Page extract:
=======

All right. So when the Consumer side and the Enterprise side are both working there's not much urgency in the question of synergies between the two, but perhaps you can just remind us what are the synergies between the two and the strategic importance of them on a relative basis?
Yes, so there's a couple of pieces to that, Paul. So first of all on the synergies side. Making a fantastic high-performance headset has a lot of proprietary expertise, we see that. There's a lot of cheap headsets out there that don't do so well. But when we actually talk about Plantronics' unique differentiators when we look at 50 years of acoustics background, 50 years of human factors for wearable technology, very small radios with batteries that last all-day long, those are clearly those areas of expertise are synergies that get applied equally to both markets. So the things you have to know to be great in consumer you have to know to be great in enterprise, and vice-versa. Now the other part of course is having the strong, broad consumer brand that is high volume also helps our brand on the enterprise side, so it helps make people know who we are, helps them understand what Plantronics is when they get to work. And the last and most crucial part of this in our mind is, in a world that is less locked down from IT than in the old days BYOD or bring your own device becomes increasingly important. You do have people bringing their laptop, their cell phone, and their headset from home to the office. Plantronics can provide a device where they can pick it up through a retail channel, and when they get to work IT is not going to be too upset because they know the brand and they know it will perform.
And your next question comes from the line of Mike Koban with Raymond James. Your line is open.
Hi everyone. Thanks for taking my question. This is Mike Koban on for Tavis McCourt. Actually, a bunch of my questions have been answered. I just kind of had a couple of housekeeping items left. What are you guys expecting your tax rates to be for FY'17 and FY'18?
For FY'17 the tax rate is 25%. We're not giving out FY'18 guidance, the budget isn't finalized. But I think historically we've always kind of been in the 25% to 26.5% range.
Okay, great, thanks. And as far as the expenses related to the lawsuit, can you give us any update on where those sit right now and what you think they might be going forward?
Yes. So [indiscernible] ongoing legal fees are typically around $1 million to $2 million a quarter. In Q3 they were right around the $2 million mark, and that's what we expect for the most part going forward.
Generally speaking, that's the level we expect until the conclusion of the matter.
Great. And then as far as your consumer segment, can you just give us your best estimate of what the mono -- what percent of that is made up by the mono products -- mono Bluetooth products?
What percent of the entire consumer revenues are mono?
I got that here, just one minute. So, on the mono side it's roughly a little under 50% of our overall consumer. But I'm sure you know that that's varied over time as the mono category has dropped off and consumer or stereo have gained some growth. But mono still is our largest category in the consumer space.
Got you, great. And my last question is just around the enterprise segments. It's been roughly flat for a couple of years even though UC has been showing some pretty good growth. What gives you confidence that this should improve, and is there some levers and ASPs you can pull or anything like that?

=======

Given data:
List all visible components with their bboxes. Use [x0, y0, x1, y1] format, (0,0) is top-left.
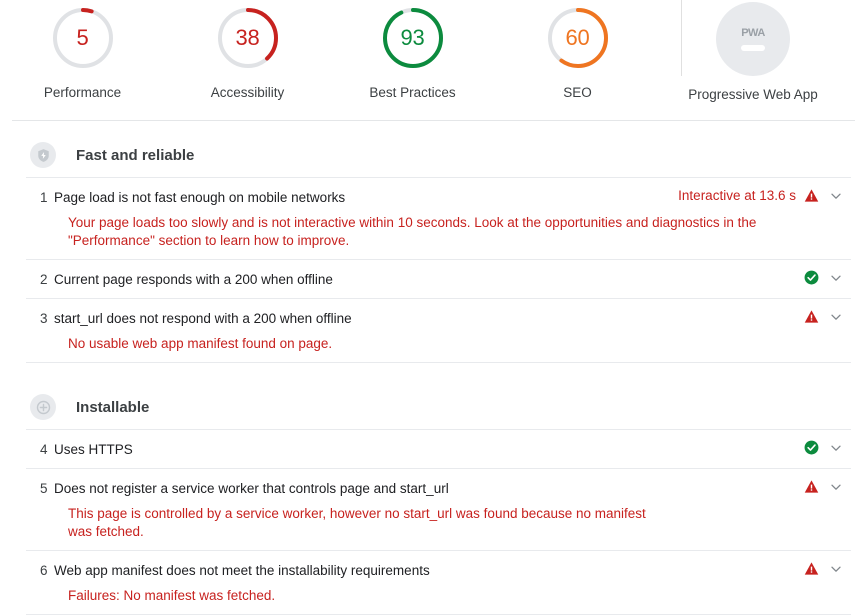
gauge-score-value: 60 [565, 25, 590, 50]
audit-row-right [804, 309, 851, 324]
score-gauge-accessibility[interactable]: 38 Accessibility [165, 0, 330, 100]
audit-row-right [804, 440, 851, 455]
gauge-arc: 93 [381, 6, 445, 70]
audit-row-main: 4 Uses HTTPS [26, 440, 851, 459]
audit-index: 3 [40, 311, 48, 326]
gauge-score-value: 93 [400, 25, 425, 50]
audit-title: Uses HTTPS [54, 442, 133, 457]
audit-row-main: 2 Current page responds with a 200 when o… [26, 270, 851, 289]
audit-row[interactable]: 1 Page load is not fast enough on mobile … [26, 178, 851, 260]
score-gauge-progressive-web-app[interactable]: PWA Progressive Web App [660, 0, 846, 102]
warning-triangle-icon [804, 561, 819, 576]
audit-row[interactable]: 5 Does not register a service worker that… [26, 469, 851, 551]
pwa-badge-text: PWA [741, 27, 765, 39]
chevron-down-icon[interactable] [827, 442, 845, 454]
pwa-badge-icon: PWA [716, 2, 790, 76]
audit-title: Web app manifest does not meet the insta… [54, 563, 430, 578]
score-gauge-best-practices[interactable]: 93 Best Practices [330, 0, 495, 100]
audit-list: 1 Page load is not fast enough on mobile … [26, 177, 851, 363]
chevron-down-icon[interactable] [827, 481, 845, 493]
audit-row-right [804, 270, 851, 285]
chevron-down-icon[interactable] [827, 311, 845, 323]
gauge-arc: 5 [51, 6, 115, 70]
chevron-down-icon[interactable] [827, 190, 845, 202]
gauge-label: Accessibility [210, 85, 285, 100]
audit-row[interactable]: 3 start_url does not respond with a 200 w… [26, 299, 851, 363]
audit-sections: Fast and reliable 1 Page load is not fast … [0, 133, 867, 615]
gauge-label: Best Practices [369, 85, 456, 100]
audit-row-right [804, 561, 851, 576]
audit-title: start_url does not respond with a 200 wh… [54, 311, 352, 326]
audit-index: 5 [40, 481, 48, 496]
pwa-vertical-divider [681, 0, 682, 76]
audit-index: 1 [40, 190, 48, 205]
audit-row-main: 6 Web app manifest does not meet the inst… [26, 561, 851, 580]
audit-index: 4 [40, 442, 48, 457]
audit-index: 2 [40, 272, 48, 287]
warning-triangle-icon [804, 309, 819, 324]
plus-circle-icon [30, 394, 56, 420]
check-circle-icon [804, 270, 819, 285]
check-circle-icon [804, 440, 819, 455]
audit-description: Your page loads too slowly and is not in… [68, 215, 757, 248]
bolt-shield-icon [30, 142, 56, 168]
audit-title: Does not register a service worker that … [54, 481, 449, 496]
scores-bottom-divider [12, 120, 855, 121]
audit-title: Current page responds with a 200 when of… [54, 272, 333, 287]
audit-description: This page is controlled by a service wor… [68, 506, 646, 539]
audit-metric-value: Interactive at 13.6 s [678, 188, 796, 203]
audit-row-main: 3 start_url does not respond with a 200 w… [26, 309, 851, 328]
section-header-installable: Installable [0, 385, 867, 429]
warning-triangle-icon [804, 188, 819, 203]
audit-list: 4 Uses HTTPS 5 Does not register a service … [26, 429, 851, 615]
audit-description: Failures: No manifest was fetched. [68, 588, 276, 603]
gauge-arc: 38 [216, 6, 280, 70]
pwa-dash-icon [741, 45, 765, 51]
chevron-down-icon[interactable] [827, 563, 845, 575]
audit-row-main: 1 Page load is not fast enough on mobile … [26, 188, 851, 207]
audit-row-main: 5 Does not register a service worker that… [26, 479, 851, 498]
audit-index: 6 [40, 563, 48, 578]
audit-row-right [804, 479, 851, 494]
score-gauge-performance[interactable]: 5 Performance [0, 0, 165, 100]
warning-triangle-icon [804, 479, 819, 494]
lighthouse-score-strip: 5 Performance 38 Accessibility 93 Best Practi… [0, 0, 867, 121]
section-header-fast-and-reliable: Fast and reliable [0, 133, 867, 177]
chevron-down-icon[interactable] [827, 272, 845, 284]
section-title: Installable [76, 398, 150, 416]
score-gauge-seo[interactable]: 60 SEO [495, 0, 660, 100]
audit-description: No usable web app manifest found on page… [68, 336, 333, 351]
audit-row-right: Interactive at 13.6 s [678, 188, 851, 203]
audit-title: Page load is not fast enough on mobile n… [54, 190, 346, 205]
gauge-score-value: 38 [235, 25, 260, 50]
gauge-score-value: 5 [76, 25, 89, 50]
audit-row[interactable]: 4 Uses HTTPS [26, 430, 851, 469]
gauge-label: SEO [563, 85, 592, 100]
section-title: Fast and reliable [76, 146, 195, 164]
audit-row[interactable]: 6 Web app manifest does not meet the inst… [26, 551, 851, 615]
pwa-label: Progressive Web App [688, 87, 818, 102]
gauge-label: Performance [43, 85, 122, 100]
gauge-arc: 60 [546, 6, 610, 70]
audit-row[interactable]: 2 Current page responds with a 200 when o… [26, 260, 851, 299]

=======

Given exercise A:
According to the earnings call transcript, why would IT staff accept a Plantronics headset that an employee bought through a retail channel and brought to work? Answer in one to three sentences.
Given exercise B:
Reproduce the earnings call transcript verbatim from "Okay, great, thanks." up to and including "mono Bluetooth products?".
Given exercise C:
Resume the earnings call transcript immediately after its final sentence.
The entries are not relevant here.

Expected answer A:
IT staff recognize the Plantronics brand and know the headset will perform. This matters more now that workplaces are less locked down by IT and employees bring their own devices from home.

Expected answer B:
Okay, great, thanks. And as far as the expenses related to the lawsuit, can you give us any update on where those sit right now and what you think they might be going forward?
Yes. So [indiscernible] ongoing legal fees are typically around $1 million to $2 million a quarter. In Q3 they were right around the $2 million mark, and that's what we expect for the most part going forward.
Generally speaking, that's the level we expect until the conclusion of the matter.
Great. And then as far as your consumer segment, can you just give us your best estimate of what the mono -- what percent of that is made up by the mono products -- mono Bluetooth products?

Expected answer C:
Well, we look at our core enterprise revenues and track those carefully. We've gone back and looked at trends over time. It is generally been a flat market. The units have been very consistent over time. And so what we're seeing is variation around the mean. We tend to be kind of on the low end right now, but we do expect that to come back. I think it's been exaggerated by the fact that we've had a strong dollar. So that's also hurting us on the revenue growth side.
Yes, I think that's a lot of it, Pam. Really well done. Frankly speaking, as we're out there talking to our business partners across the world and our customers from a unit volume perspective we still see this as a flat to slightly up market in the core with substantial upside in UC. As Pam said, we get little fluctuations around dollar or lumpy big deals that cause it to move. But we're still very confident of what we're seeing; the best days are still in front of us in that business.
Great, thanks guys. That's all for me.
And your next question comes from the line of Mike Latimore with Northland Capital Markets. Your line is open.
Yes, hi guys. This is Nick Altmann filling in for Mike. Thanks for taking my questions. Just looking into next quarter, how should we be thinking about the mix between office and consumer revenue?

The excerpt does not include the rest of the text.